Stored data entries:
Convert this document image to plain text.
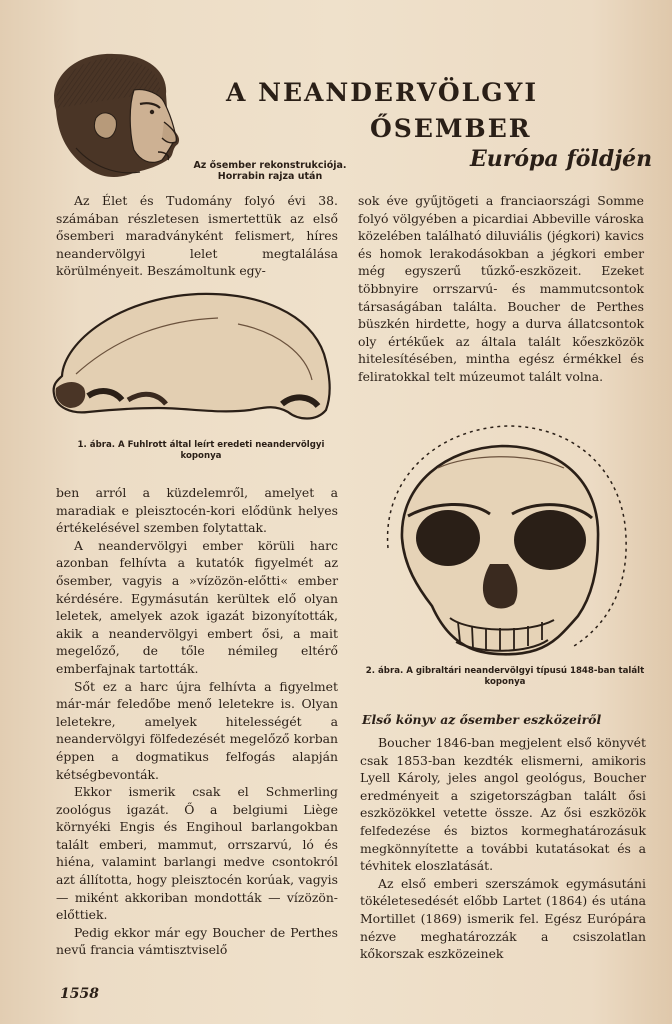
A NEANDERVÖLGYI
ŐSEMBER
Európa földjén
Az ősember rekonstrukciója. Horrabin rajza után

Az Élet és Tudomány folyó évi 38. számában részletesen ismertettük az első ősemberi maradványként felismert, híres neandervölgyi lelet megtalálása körülményeit. Beszámoltunk egy-

sok éve gyűjtögeti a franciaországi Somme folyó völgyében a picardiai Abbeville városka közelében található diluviális (jégkori) kavics és homok lerakodásokban a jégkori ember még egyszerű tűzkő-eszközeit. Ezeket többnyire orrszarvú- és mammutcsontok társaságában találta. Boucher de Perthes büszkén hirdette, hogy a durva állatcsontok oly értékűek az általa talált kőeszközök hitelesítésében, mintha egész érmékkel és feliratokkal telt múzeumot talált volna.

1. ábra. A Fuhlrott által leírt eredeti neandervölgyi koponya

ben arról a küzdelemről, amelyet a maradiak e pleisztocén-kori elődünk helyes értékelésével szemben folytattak.

A neandervölgyi ember körüli harc azonban felhívta a kutatók figyelmét az ősember, vagyis a »vízözön-előtti« ember kérdésére. Egymásután kerültek elő olyan leletek, amelyek azok igazát bizonyították, akik a neandervölgyi embert ősi, a mait megelőző, de tőle némileg eltérő emberfajnak tartották.

Sőt ez a harc újra felhívta a figyelmet már-már feledőbe menő leletekre is. Olyan leletekre, amelyek hitelességét a neandervölgyi fölfedezését megelőző korban éppen a dogmatikus felfogás alapján kétségbevonták.

Ekkor ismerik csak el Schmerling zoológus igazát. Ő a belgiumi Liège környéki Engis és Engihoul barlangokban talált emberi, mammut, orrszarvú, ló és hiéna, valamint barlangi medve csontokról azt állította, hogy pleisztocén korúak, vagyis — miként akkoriban mondották — vízözön-előttiek.

Pedig ekkor már egy Boucher de Perthes nevű francia vámtisztviselő

2. ábra. A gibraltári neandervölgyi típusú 1848-ban talált koponya
Első könyv az ősember eszközeiről

Boucher 1846-ban megjelent első könyvét csak 1853-ban kezdték elismerni, amikoris Lyell Károly, jeles angol geológus, Boucher eredményeit a szigetországban talált ősi eszközökkel vetette össze. Az ősi eszközök felfedezése és biztos kormeghatározásuk megkönnyítette a további kutatásokat és a tévhitek eloszlatását.

Az első emberi szerszámok egymásutáni tökéletesedését előbb Lartet (1864) és utána Mortillet (1869) ismerik fel. Egész Európára nézve meghatározzák a csiszolatlan kőkorszak eszközeinek

1558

» **Task to complete**
Read the data above. Pull out each line in which the string "ábra" appears.

» **Exercise answer**
1. ábra. A Fuhlrott által leírt eredeti neandervölgyi koponya
2. ábra. A gibraltári neandervölgyi típusú 1848-ban talált koponya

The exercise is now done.